(Entries with figure data)
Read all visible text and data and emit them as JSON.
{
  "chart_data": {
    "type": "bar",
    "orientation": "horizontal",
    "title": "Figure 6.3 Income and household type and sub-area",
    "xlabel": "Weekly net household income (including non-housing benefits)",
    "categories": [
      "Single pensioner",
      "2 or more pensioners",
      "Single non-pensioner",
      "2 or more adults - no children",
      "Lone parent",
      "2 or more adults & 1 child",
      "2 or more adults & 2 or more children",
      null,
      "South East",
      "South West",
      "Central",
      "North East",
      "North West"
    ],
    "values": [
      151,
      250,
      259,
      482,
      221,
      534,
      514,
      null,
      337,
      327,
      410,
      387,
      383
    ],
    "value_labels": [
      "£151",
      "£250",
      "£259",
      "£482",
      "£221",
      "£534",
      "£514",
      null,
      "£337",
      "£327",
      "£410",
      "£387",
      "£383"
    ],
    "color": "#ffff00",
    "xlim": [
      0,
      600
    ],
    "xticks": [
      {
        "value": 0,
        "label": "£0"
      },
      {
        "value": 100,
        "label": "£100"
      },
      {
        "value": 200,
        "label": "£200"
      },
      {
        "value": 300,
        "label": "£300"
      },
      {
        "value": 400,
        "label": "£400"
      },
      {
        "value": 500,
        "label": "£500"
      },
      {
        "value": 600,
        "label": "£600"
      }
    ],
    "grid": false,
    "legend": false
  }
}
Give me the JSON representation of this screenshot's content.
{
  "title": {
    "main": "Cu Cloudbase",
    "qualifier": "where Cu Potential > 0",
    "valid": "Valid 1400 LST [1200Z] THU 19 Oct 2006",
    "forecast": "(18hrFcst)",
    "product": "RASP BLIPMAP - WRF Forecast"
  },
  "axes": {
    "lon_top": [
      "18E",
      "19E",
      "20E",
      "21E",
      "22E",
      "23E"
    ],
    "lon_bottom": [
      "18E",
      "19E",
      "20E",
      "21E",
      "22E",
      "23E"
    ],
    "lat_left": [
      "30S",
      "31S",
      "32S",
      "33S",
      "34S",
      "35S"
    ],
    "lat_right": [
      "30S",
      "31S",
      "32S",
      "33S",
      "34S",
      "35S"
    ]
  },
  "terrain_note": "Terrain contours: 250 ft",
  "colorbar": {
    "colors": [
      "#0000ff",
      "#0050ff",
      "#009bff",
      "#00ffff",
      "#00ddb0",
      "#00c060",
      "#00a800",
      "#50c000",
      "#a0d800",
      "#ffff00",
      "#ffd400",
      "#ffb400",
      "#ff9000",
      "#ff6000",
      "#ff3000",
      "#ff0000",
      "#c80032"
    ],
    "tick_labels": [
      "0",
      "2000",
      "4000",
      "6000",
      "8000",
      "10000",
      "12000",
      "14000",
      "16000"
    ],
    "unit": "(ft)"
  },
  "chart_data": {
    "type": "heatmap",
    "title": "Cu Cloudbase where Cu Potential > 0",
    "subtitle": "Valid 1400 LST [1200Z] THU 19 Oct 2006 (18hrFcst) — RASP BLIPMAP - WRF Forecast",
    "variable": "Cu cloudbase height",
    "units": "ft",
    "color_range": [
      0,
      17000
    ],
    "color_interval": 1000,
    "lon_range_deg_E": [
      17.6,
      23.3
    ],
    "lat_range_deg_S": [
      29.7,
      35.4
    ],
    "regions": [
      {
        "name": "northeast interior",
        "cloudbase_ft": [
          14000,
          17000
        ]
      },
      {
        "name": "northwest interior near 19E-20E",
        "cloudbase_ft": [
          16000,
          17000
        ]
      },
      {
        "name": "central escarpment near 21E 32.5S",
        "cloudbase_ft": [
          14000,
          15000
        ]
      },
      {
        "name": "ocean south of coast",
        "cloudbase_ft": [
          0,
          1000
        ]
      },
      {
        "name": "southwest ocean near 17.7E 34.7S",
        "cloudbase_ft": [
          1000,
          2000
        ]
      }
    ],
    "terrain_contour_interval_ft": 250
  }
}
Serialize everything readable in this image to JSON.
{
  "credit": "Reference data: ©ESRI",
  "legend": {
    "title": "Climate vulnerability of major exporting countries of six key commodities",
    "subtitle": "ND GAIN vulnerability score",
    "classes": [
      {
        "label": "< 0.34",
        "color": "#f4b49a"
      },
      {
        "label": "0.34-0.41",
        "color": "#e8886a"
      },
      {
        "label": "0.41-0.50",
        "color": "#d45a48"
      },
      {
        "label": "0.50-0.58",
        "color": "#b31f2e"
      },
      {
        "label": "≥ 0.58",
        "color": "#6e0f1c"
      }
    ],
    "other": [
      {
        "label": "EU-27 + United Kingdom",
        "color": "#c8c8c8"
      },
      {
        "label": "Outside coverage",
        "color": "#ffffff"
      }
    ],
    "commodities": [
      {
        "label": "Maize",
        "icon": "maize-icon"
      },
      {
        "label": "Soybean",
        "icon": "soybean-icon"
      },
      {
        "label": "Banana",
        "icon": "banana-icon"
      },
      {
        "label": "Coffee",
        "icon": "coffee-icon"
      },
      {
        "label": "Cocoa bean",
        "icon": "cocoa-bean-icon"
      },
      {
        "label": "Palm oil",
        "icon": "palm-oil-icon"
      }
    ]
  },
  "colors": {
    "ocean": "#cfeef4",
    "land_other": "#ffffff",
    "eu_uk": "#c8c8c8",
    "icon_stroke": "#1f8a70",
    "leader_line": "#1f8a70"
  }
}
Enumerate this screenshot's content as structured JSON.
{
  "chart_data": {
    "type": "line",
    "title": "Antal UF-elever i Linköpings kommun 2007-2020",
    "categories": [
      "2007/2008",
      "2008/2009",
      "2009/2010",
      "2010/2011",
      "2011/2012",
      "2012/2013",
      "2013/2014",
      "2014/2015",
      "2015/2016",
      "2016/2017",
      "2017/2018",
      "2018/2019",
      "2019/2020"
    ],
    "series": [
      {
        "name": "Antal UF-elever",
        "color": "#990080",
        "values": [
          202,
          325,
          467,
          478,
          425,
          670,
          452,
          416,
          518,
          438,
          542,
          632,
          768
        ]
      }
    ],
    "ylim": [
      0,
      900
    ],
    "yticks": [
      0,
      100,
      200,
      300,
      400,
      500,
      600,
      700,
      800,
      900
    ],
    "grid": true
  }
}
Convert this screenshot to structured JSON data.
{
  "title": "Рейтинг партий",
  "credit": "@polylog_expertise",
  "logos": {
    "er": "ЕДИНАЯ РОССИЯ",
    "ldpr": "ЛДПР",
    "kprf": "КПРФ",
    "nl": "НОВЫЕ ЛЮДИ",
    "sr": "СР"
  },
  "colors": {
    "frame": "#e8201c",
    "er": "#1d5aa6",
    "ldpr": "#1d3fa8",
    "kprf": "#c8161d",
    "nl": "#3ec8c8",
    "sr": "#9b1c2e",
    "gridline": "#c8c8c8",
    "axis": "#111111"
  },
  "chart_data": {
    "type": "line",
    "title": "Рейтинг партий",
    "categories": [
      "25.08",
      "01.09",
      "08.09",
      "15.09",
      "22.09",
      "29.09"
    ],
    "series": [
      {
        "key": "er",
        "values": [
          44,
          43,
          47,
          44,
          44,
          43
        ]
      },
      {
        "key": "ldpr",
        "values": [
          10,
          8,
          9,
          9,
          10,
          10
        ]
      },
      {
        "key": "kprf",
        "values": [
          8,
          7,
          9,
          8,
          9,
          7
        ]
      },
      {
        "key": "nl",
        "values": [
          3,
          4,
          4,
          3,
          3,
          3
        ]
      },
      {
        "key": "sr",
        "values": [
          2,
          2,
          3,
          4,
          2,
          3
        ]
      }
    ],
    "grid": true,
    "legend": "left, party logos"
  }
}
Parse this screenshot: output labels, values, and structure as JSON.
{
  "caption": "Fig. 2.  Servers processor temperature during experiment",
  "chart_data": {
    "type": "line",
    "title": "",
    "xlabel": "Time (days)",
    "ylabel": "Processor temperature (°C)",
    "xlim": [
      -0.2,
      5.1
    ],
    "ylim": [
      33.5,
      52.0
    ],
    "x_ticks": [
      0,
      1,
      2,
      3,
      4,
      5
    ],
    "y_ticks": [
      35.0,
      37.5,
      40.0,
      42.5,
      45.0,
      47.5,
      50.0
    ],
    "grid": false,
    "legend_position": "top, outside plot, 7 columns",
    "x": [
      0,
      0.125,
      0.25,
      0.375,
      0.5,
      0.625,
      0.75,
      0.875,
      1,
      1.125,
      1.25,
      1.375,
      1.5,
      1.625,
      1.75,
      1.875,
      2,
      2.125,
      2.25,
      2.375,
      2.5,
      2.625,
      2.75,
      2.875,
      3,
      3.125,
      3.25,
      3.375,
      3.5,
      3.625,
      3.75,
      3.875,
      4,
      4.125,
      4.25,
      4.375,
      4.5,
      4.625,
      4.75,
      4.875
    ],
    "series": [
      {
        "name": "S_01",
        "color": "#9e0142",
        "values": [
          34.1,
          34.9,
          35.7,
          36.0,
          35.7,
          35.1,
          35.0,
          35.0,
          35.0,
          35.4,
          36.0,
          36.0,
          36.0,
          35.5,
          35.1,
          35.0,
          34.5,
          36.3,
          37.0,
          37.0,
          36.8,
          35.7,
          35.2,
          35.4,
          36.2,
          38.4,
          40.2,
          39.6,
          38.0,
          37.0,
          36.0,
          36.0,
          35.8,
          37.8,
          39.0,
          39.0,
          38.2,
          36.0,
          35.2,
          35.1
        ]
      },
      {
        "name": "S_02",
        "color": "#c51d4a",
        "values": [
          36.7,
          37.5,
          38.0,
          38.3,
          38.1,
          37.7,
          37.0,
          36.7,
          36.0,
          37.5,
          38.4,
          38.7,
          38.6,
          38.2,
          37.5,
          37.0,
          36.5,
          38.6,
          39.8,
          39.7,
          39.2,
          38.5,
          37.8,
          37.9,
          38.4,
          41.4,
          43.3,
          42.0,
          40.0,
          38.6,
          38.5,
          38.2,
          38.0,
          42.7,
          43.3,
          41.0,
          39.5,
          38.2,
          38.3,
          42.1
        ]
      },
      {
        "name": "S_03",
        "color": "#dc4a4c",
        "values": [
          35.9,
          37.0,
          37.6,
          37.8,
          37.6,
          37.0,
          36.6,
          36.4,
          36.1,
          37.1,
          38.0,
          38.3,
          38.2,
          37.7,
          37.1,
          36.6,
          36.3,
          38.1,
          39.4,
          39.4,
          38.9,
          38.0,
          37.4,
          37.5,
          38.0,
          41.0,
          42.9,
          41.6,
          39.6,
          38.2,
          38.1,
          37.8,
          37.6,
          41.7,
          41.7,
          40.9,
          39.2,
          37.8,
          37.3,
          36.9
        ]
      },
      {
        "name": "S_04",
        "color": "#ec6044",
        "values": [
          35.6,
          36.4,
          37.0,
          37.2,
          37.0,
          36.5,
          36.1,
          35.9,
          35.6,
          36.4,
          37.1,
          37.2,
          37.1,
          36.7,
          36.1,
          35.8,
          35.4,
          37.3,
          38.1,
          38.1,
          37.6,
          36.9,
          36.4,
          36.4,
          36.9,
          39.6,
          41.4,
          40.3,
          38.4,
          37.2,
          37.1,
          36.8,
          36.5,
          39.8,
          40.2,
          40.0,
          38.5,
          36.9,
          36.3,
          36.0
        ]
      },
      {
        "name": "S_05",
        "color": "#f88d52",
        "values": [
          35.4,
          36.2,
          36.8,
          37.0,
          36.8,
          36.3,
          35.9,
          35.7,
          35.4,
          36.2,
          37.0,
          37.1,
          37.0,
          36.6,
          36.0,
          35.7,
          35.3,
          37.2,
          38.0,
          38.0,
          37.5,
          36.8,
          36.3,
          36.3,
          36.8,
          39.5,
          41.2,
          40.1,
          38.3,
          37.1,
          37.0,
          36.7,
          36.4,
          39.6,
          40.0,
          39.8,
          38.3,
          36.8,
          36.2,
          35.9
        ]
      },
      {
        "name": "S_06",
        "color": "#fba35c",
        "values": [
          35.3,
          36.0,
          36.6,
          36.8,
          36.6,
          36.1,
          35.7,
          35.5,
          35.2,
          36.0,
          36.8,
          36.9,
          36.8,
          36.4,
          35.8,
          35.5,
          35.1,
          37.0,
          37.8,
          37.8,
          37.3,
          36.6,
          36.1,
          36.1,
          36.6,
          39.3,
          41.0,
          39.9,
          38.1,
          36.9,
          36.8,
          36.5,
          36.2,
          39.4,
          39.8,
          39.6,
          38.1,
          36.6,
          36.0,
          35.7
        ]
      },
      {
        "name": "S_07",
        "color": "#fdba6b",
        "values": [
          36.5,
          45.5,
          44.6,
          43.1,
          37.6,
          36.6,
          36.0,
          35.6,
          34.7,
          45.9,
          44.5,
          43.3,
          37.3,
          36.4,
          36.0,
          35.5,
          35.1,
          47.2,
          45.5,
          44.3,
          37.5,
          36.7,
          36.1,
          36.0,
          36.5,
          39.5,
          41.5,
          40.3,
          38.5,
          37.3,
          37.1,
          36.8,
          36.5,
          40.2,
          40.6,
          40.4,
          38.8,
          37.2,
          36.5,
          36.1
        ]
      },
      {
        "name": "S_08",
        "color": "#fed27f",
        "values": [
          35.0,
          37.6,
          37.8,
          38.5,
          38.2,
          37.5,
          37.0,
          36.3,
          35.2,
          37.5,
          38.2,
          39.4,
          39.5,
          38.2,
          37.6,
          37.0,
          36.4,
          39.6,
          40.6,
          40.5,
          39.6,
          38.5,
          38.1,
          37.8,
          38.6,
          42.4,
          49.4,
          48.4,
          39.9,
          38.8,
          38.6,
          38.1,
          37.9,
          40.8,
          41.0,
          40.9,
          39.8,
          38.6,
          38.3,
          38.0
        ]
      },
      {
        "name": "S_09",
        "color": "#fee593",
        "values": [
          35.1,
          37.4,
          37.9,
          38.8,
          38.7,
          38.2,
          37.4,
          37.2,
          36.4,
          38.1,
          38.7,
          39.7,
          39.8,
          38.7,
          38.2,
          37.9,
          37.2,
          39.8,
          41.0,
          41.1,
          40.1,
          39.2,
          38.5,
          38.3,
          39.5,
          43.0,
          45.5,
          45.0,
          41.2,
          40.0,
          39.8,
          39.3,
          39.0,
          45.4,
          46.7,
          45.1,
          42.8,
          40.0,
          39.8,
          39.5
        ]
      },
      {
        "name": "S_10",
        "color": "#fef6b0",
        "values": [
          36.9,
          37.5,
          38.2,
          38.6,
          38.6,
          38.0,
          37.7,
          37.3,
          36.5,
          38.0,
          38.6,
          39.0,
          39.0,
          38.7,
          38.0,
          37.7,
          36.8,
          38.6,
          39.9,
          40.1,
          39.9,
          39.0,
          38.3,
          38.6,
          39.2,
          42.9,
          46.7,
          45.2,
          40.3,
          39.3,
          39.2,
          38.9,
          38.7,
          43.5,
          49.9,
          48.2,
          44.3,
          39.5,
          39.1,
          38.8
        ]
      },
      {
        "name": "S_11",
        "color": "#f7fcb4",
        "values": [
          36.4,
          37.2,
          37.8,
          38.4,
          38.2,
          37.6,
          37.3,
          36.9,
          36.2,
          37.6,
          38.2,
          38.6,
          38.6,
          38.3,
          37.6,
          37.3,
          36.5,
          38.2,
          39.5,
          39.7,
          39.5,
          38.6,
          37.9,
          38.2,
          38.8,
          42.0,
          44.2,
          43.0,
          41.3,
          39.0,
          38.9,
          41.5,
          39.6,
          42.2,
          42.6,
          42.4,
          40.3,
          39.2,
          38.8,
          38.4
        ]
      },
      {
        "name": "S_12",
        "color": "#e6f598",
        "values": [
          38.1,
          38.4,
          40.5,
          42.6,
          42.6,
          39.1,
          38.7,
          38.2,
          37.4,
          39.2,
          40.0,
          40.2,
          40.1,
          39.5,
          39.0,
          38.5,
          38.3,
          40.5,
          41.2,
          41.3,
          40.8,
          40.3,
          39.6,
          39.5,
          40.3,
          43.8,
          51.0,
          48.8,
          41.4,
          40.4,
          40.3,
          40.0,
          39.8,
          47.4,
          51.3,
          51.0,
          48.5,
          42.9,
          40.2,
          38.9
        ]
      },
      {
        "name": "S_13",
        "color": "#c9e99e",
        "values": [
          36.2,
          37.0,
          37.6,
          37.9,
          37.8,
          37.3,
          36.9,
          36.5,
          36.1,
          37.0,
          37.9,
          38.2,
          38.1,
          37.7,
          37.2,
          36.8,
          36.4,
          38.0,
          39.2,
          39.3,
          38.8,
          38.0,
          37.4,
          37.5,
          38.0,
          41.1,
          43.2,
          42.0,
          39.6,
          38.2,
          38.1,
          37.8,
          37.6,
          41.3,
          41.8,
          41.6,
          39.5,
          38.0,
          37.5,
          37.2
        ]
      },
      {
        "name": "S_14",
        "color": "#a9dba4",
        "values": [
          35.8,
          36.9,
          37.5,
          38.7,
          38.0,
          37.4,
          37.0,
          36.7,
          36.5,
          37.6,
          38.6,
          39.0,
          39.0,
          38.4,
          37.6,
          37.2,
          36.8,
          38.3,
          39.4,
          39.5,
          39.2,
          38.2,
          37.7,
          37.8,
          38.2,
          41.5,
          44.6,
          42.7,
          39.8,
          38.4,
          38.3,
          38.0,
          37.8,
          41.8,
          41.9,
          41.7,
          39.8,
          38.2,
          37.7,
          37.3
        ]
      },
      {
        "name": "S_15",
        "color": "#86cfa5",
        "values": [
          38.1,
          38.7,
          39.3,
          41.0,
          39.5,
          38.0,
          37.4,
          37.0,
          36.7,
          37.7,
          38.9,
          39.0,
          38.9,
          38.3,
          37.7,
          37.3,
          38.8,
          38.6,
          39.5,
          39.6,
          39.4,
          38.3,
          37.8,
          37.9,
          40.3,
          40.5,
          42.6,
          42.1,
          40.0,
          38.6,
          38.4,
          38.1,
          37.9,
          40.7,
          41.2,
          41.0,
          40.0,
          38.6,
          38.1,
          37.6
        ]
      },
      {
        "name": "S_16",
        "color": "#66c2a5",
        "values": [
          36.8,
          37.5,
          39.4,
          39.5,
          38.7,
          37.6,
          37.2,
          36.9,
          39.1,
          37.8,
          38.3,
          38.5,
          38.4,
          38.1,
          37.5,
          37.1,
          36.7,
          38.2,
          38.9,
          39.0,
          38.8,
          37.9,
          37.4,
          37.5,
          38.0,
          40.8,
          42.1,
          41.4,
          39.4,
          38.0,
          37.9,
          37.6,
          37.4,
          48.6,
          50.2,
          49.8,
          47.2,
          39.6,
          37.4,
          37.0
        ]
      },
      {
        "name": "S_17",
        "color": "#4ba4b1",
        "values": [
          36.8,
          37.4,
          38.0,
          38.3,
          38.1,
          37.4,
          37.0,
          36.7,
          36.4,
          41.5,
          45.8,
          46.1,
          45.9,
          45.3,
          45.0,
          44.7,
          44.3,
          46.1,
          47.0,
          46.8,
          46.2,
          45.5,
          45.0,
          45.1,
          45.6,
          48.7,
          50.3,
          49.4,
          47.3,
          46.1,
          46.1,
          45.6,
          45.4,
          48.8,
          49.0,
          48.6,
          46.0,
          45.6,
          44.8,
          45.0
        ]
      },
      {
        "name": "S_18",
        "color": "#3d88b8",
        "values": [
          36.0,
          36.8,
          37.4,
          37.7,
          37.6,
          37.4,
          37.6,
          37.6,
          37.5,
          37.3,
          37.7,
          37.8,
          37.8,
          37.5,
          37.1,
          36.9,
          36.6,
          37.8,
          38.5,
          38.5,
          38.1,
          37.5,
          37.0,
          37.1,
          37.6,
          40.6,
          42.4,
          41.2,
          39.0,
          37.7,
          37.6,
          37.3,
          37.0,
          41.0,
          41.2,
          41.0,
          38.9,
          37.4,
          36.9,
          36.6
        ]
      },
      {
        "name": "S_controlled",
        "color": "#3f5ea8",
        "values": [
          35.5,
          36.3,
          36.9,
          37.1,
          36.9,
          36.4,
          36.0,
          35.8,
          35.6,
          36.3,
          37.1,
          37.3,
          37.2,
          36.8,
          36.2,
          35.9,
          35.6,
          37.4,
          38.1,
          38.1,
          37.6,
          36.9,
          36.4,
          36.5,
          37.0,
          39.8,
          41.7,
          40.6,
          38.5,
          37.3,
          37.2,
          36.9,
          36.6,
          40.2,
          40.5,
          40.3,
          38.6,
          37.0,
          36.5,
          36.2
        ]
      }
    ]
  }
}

__REQUIREMENTS__. Gather up every line from the listing above in which the word "interior" occurs.

__EXERCISE RESULT__.
        "name": "northeast interior",
        "name": "northwest interior near 19E-20E",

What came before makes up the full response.